RECORDS SHOWN |
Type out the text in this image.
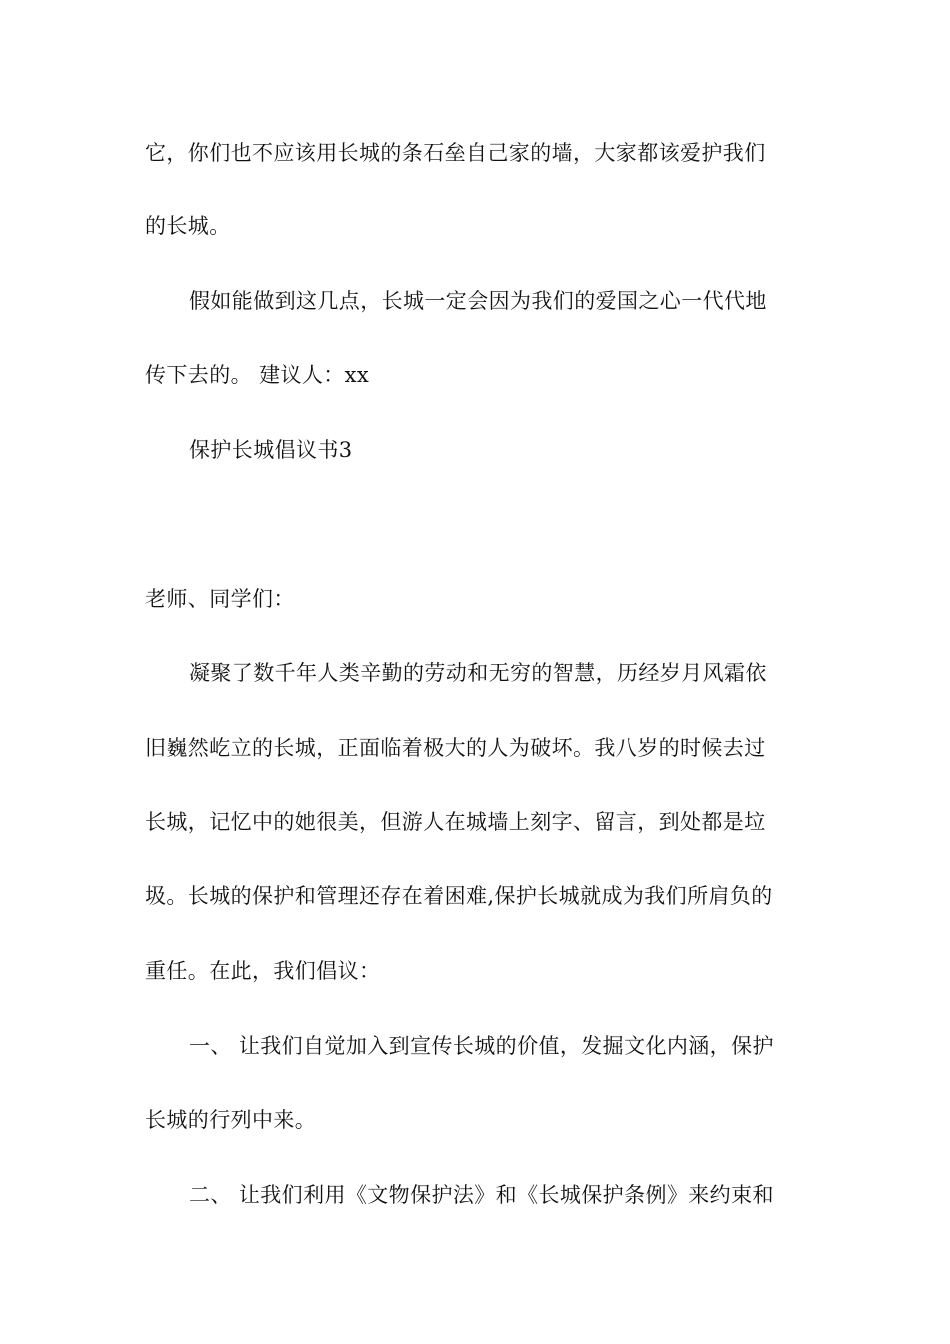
它，你们也不应该用长城的条石垒自己家的墙，大家都该爱护我们
的长城。
假如能做到这几点，长城一定会因为我们的爱国之心一代代地
传下去的。 建议人：xx
保护长城倡议书3
老师、同学们：
凝聚了数千年人类辛勤的劳动和无穷的智慧，历经岁月风霜依
旧巍然屹立的长城，正面临着极大的人为破坏。我八岁的时候去过
长城，记忆中的她很美，但游人在城墙上刻字、留言，到处都是垃
圾。长城的保护和管理还存在着困难,保护长城就成为我们所肩负的
重任。在此，我们倡议：
一、 让我们自觉加入到宣传长城的价值，发掘文化内涵，保护
长城的行列中来。
二、 让我们利用《文物保护法》和《长城保护条例》来约束和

SET PROBLEM | Reproduce the material above in full, exactly, with no images.

RESULT |
Type out the text in this image.
它，你们也不应该用长城的条石垒自己家的墙，大家都该爱护我们
的长城。
假如能做到这几点，长城一定会因为我们的爱国之心一代代地
传下去的。 建议人：xx
保护长城倡议书3
老师、同学们：
凝聚了数千年人类辛勤的劳动和无穷的智慧，历经岁月风霜依
旧巍然屹立的长城，正面临着极大的人为破坏。我八岁的时候去过
长城，记忆中的她很美，但游人在城墙上刻字、留言，到处都是垃
圾。长城的保护和管理还存在着困难,保护长城就成为我们所肩负的
重任。在此，我们倡议：
一、 让我们自觉加入到宣传长城的价值，发掘文化内涵，保护
长城的行列中来。
二、 让我们利用《文物保护法》和《长城保护条例》来约束和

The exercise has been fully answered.